*SHORT TASK*
Reproduce the listing below exactly. Pictures do not belong in the copy.

[Collected data]
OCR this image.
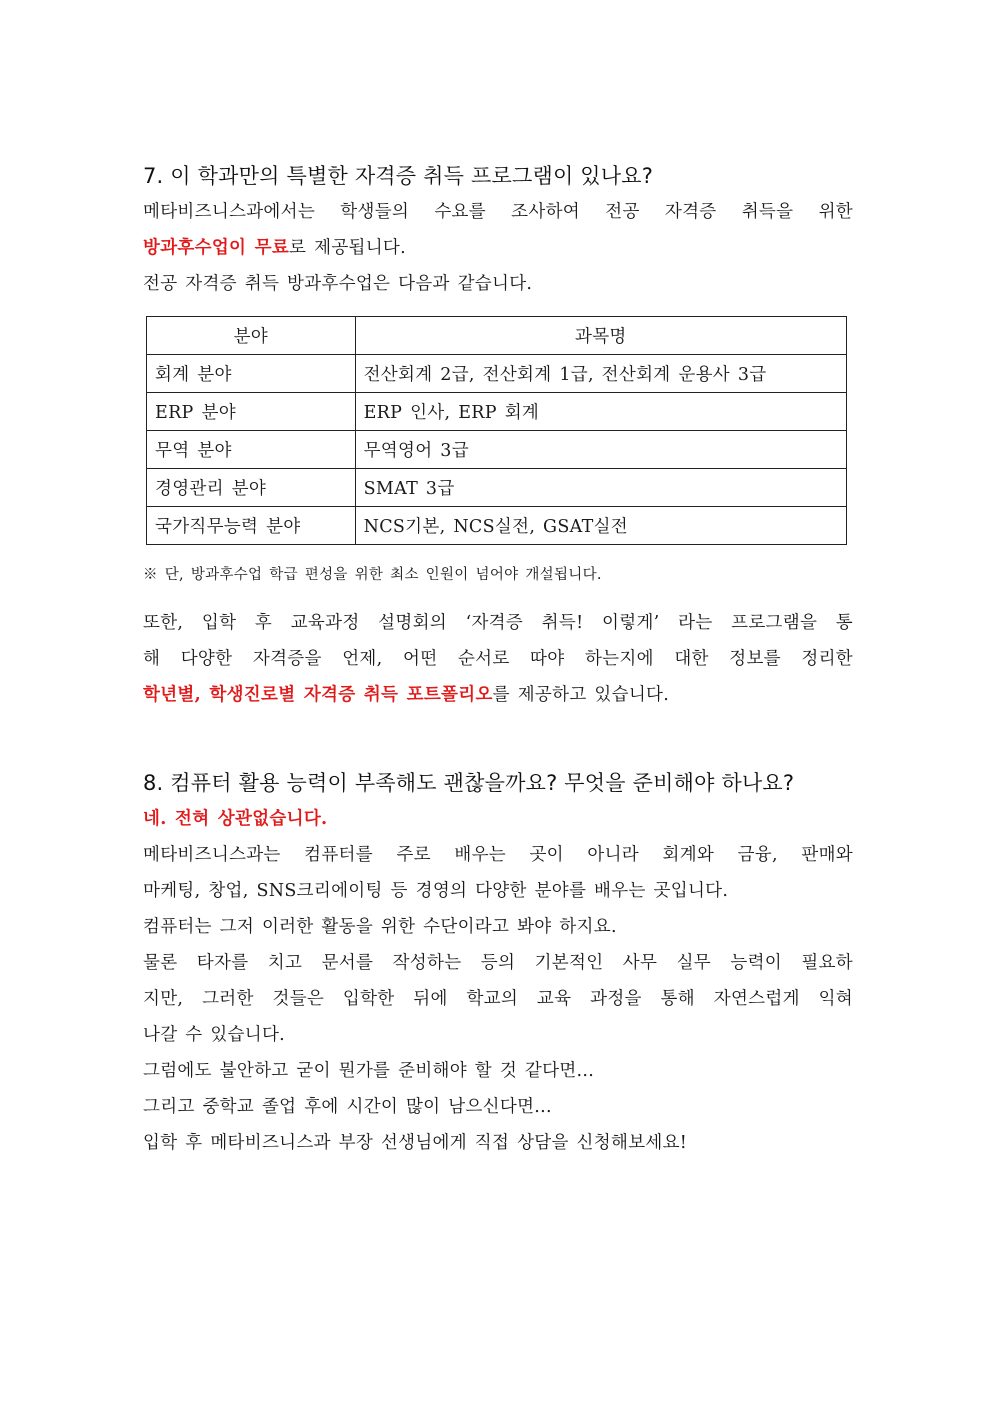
7. 이 학과만의 특별한 자격증 취득 프로그램이 있나요?
메타비즈니스과에서는 학생들의 수요를 조사하여 전공 자격증 취득을 위한
방과후수업이 무료로 제공됩니다.
전공 자격증 취득 방과후수업은 다음과 같습니다.
분야	과목명
회계 분야	전산회계 2급, 전산회계 1급, 전산회계 운용사 3급
ERP 분야	ERP 인사, ERP 회계
무역 분야	무역영어 3급
경영관리 분야	SMAT 3급
국가직무능력 분야	NCS기본, NCS실전, GSAT실전
※ 단, 방과후수업 학급 편성을 위한 최소 인원이 넘어야 개설됩니다.
또한, 입학 후 교육과정 설명회의 ‘자격증 취득! 이렇게’ 라는 프로그램을 통
해 다양한 자격증을 언제, 어떤 순서로 따야 하는지에 대한 정보를 정리한
학년별, 학생진로별 자격증 취득 포트폴리오를 제공하고 있습니다.
8. 컴퓨터 활용 능력이 부족해도 괜찮을까요? 무엇을 준비해야 하나요?
네. 전혀 상관없습니다.
메타비즈니스과는 컴퓨터를 주로 배우는 곳이 아니라 회계와 금융, 판매와
마케팅, 창업, SNS크리에이팅 등 경영의 다양한 분야를 배우는 곳입니다.
컴퓨터는 그저 이러한 활동을 위한 수단이라고 봐야 하지요.
물론 타자를 치고 문서를 작성하는 등의 기본적인 사무 실무 능력이 필요하
지만, 그러한 것들은 입학한 뒤에 학교의 교육 과정을 통해 자연스럽게 익혀
나갈 수 있습니다.
그럼에도 불안하고 굳이 뭔가를 준비해야 할 것 같다면...
그리고 중학교 졸업 후에 시간이 많이 남으신다면...
입학 후 메타비즈니스과 부장 선생님에게 직접 상담을 신청해보세요!
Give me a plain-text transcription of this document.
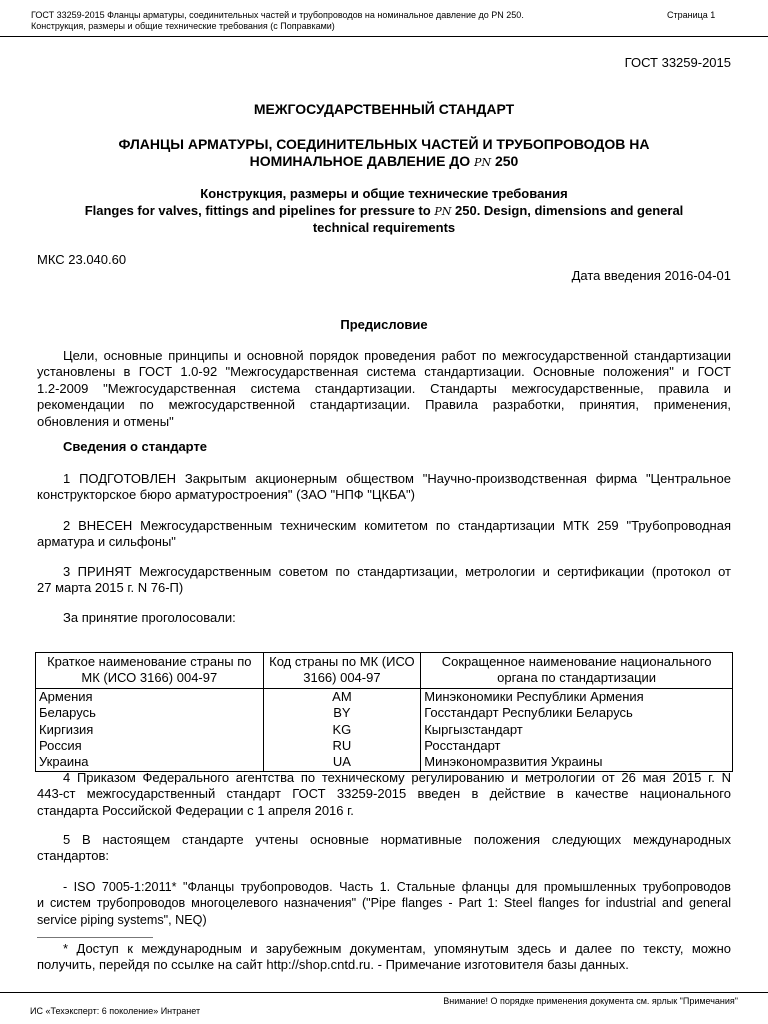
ГОСТ 33259-2015 Фланцы арматуры, соединительных частей и трубопроводов на номинальное давление до PN 250.
Конструкция, размеры и общие технические требования (с Поправками)
Страница 1
ГОСТ 33259-2015
МЕЖГОСУДАРСТВЕННЫЙ СТАНДАРТ
ФЛАНЦЫ АРМАТУРЫ, СОЕДИНИТЕЛЬНЫХ ЧАСТЕЙ И ТРУБОПРОВОДОВ НА
НОМИНАЛЬНОЕ ДАВЛЕНИЕ ДО PN 250
Конструкция, размеры и общие технические требования
Flanges for valves, fittings and pipelines for pressure to PN 250. Design, dimensions and general
technical requirements
МКС 23.040.60
Дата введения 2016-04-01
Предисловие
Цели, основные принципы и основной порядок проведения работ по межгосударственной стандартизации
установлены в ГОСТ 1.0-92 "Межгосударственная система стандартизации. Основные положения" и ГОСТ
1.2-2009 "Межгосударственная система стандартизации. Стандарты межгосударственные, правила и
рекомендации по межгосударственной стандартизации. Правила разработки, принятия, применения,
обновления и отмены"
Сведения о стандарте
1 ПОДГОТОВЛЕН Закрытым акционерным обществом "Научно-производственная фирма "Центральное
конструкторское бюро арматуростроения" (ЗАО "НПФ "ЦКБА")
2 ВНЕСЕН Межгосударственным техническим комитетом по стандартизации МТК 259 "Трубопроводная
арматура и сильфоны"
3 ПРИНЯТ Межгосударственным советом по стандартизации, метрологии и сертификации (протокол от
27 марта 2015 г. N 76-П)
За принятие проголосовали:
Краткое наименование страны по МК (ИСО 3166) 004-97	Код страны по МК (ИСО 3166) 004-97	Сокращенное наименование национального органа по стандартизации
Армения	AM	Минэкономики Республики Армения
Беларусь	BY	Госстандарт Республики Беларусь
Киргизия	KG	Кыргызстандарт
Россия	RU	Росстандарт
Украина	UA	Минэкономразвития Украины
4 Приказом Федерального агентства по техническому регулированию и метрологии от 26 мая 2015 г. N
443-ст межгосударственный стандарт ГОСТ 33259-2015 введен в действие в качестве национального
стандарта Российской Федерации с 1 апреля 2016 г.
5 В настоящем стандарте учтены основные нормативные положения следующих международных
стандартов:
- ISO 7005-1:2011* "Фланцы трубопроводов. Часть 1. Стальные фланцы для промышленных трубопроводов
и систем трубопроводов многоцелевого назначения" ("Pipe flanges - Part 1: Steel flanges for industrial and general
service piping systems", NEQ)
* Доступ к международным и зарубежным документам, упомянутым здесь и далее по тексту, можно
получить, перейдя по ссылке на сайт http://shop.cntd.ru. - Примечание изготовителя базы данных.
ИС «Техэксперт: 6 поколение» Интранет
Внимание! О порядке применения документа см. ярлык "Примечания"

*EXERCISE SOLUTION*
OCR this image.
7. 이 학과만의 특별한 자격증 취득 프로그램이 있나요?
메타비즈니스과에서는 학생들의 수요를 조사하여 전공 자격증 취득을 위한
방과후수업이 무료로 제공됩니다.
전공 자격증 취득 방과후수업은 다음과 같습니다.
분야	과목명
회계 분야	전산회계 2급, 전산회계 1급, 전산회계 운용사 3급
ERP 분야	ERP 인사, ERP 회계
무역 분야	무역영어 3급
경영관리 분야	SMAT 3급
국가직무능력 분야	NCS기본, NCS실전, GSAT실전
※ 단, 방과후수업 학급 편성을 위한 최소 인원이 넘어야 개설됩니다.
또한, 입학 후 교육과정 설명회의 ‘자격증 취득! 이렇게’ 라는 프로그램을 통
해 다양한 자격증을 언제, 어떤 순서로 따야 하는지에 대한 정보를 정리한
학년별, 학생진로별 자격증 취득 포트폴리오를 제공하고 있습니다.
8. 컴퓨터 활용 능력이 부족해도 괜찮을까요? 무엇을 준비해야 하나요?
네. 전혀 상관없습니다.
메타비즈니스과는 컴퓨터를 주로 배우는 곳이 아니라 회계와 금융, 판매와
마케팅, 창업, SNS크리에이팅 등 경영의 다양한 분야를 배우는 곳입니다.
컴퓨터는 그저 이러한 활동을 위한 수단이라고 봐야 하지요.
물론 타자를 치고 문서를 작성하는 등의 기본적인 사무 실무 능력이 필요하
지만, 그러한 것들은 입학한 뒤에 학교의 교육 과정을 통해 자연스럽게 익혀
나갈 수 있습니다.
그럼에도 불안하고 굳이 뭔가를 준비해야 할 것 같다면...
그리고 중학교 졸업 후에 시간이 많이 남으신다면...
입학 후 메타비즈니스과 부장 선생님에게 직접 상담을 신청해보세요!
Give me a plain-text transcription of this document.
ГОСТ 33259-2015 Фланцы арматуры, соединительных частей и трубопроводов на номинальное давление до PN 250.
Конструкция, размеры и общие технические требования (с Поправками)
Страница 1
ГОСТ 33259-2015
МЕЖГОСУДАРСТВЕННЫЙ СТАНДАРТ
ФЛАНЦЫ АРМАТУРЫ, СОЕДИНИТЕЛЬНЫХ ЧАСТЕЙ И ТРУБОПРОВОДОВ НА
НОМИНАЛЬНОЕ ДАВЛЕНИЕ ДО PN 250
Конструкция, размеры и общие технические требования
Flanges for valves, fittings and pipelines for pressure to PN 250. Design, dimensions and general
technical requirements
МКС 23.040.60
Дата введения 2016-04-01
Предисловие
Цели, основные принципы и основной порядок проведения работ по межгосударственной стандартизации
установлены в ГОСТ 1.0-92 "Межгосударственная система стандартизации. Основные положения" и ГОСТ
1.2-2009 "Межгосударственная система стандартизации. Стандарты межгосударственные, правила и
рекомендации по межгосударственной стандартизации. Правила разработки, принятия, применения,
обновления и отмены"
Сведения о стандарте
1 ПОДГОТОВЛЕН Закрытым акционерным обществом "Научно-производственная фирма "Центральное
конструкторское бюро арматуростроения" (ЗАО "НПФ "ЦКБА")
2 ВНЕСЕН Межгосударственным техническим комитетом по стандартизации МТК 259 "Трубопроводная
арматура и сильфоны"
3 ПРИНЯТ Межгосударственным советом по стандартизации, метрологии и сертификации (протокол от
27 марта 2015 г. N 76-П)
За принятие проголосовали:
Краткое наименование страны по МК (ИСО 3166) 004-97	Код страны по МК (ИСО 3166) 004-97	Сокращенное наименование национального органа по стандартизации
Армения	AM	Минэкономики Республики Армения
Беларусь	BY	Госстандарт Республики Беларусь
Киргизия	KG	Кыргызстандарт
Россия	RU	Росстандарт
Украина	UA	Минэкономразвития Украины
4 Приказом Федерального агентства по техническому регулированию и метрологии от 26 мая 2015 г. N
443-ст межгосударственный стандарт ГОСТ 33259-2015 введен в действие в качестве национального
стандарта Российской Федерации с 1 апреля 2016 г.
5 В настоящем стандарте учтены основные нормативные положения следующих международных
стандартов:
- ISO 7005-1:2011* "Фланцы трубопроводов. Часть 1. Стальные фланцы для промышленных трубопроводов
и систем трубопроводов многоцелевого назначения" ("Pipe flanges - Part 1: Steel flanges for industrial and general
service piping systems", NEQ)
* Доступ к международным и зарубежным документам, упомянутым здесь и далее по тексту, можно
получить, перейдя по ссылке на сайт http://shop.cntd.ru. - Примечание изготовителя базы данных.
ИС «Техэксперт: 6 поколение» Интранет
Внимание! О порядке применения документа см. ярлык "Примечания"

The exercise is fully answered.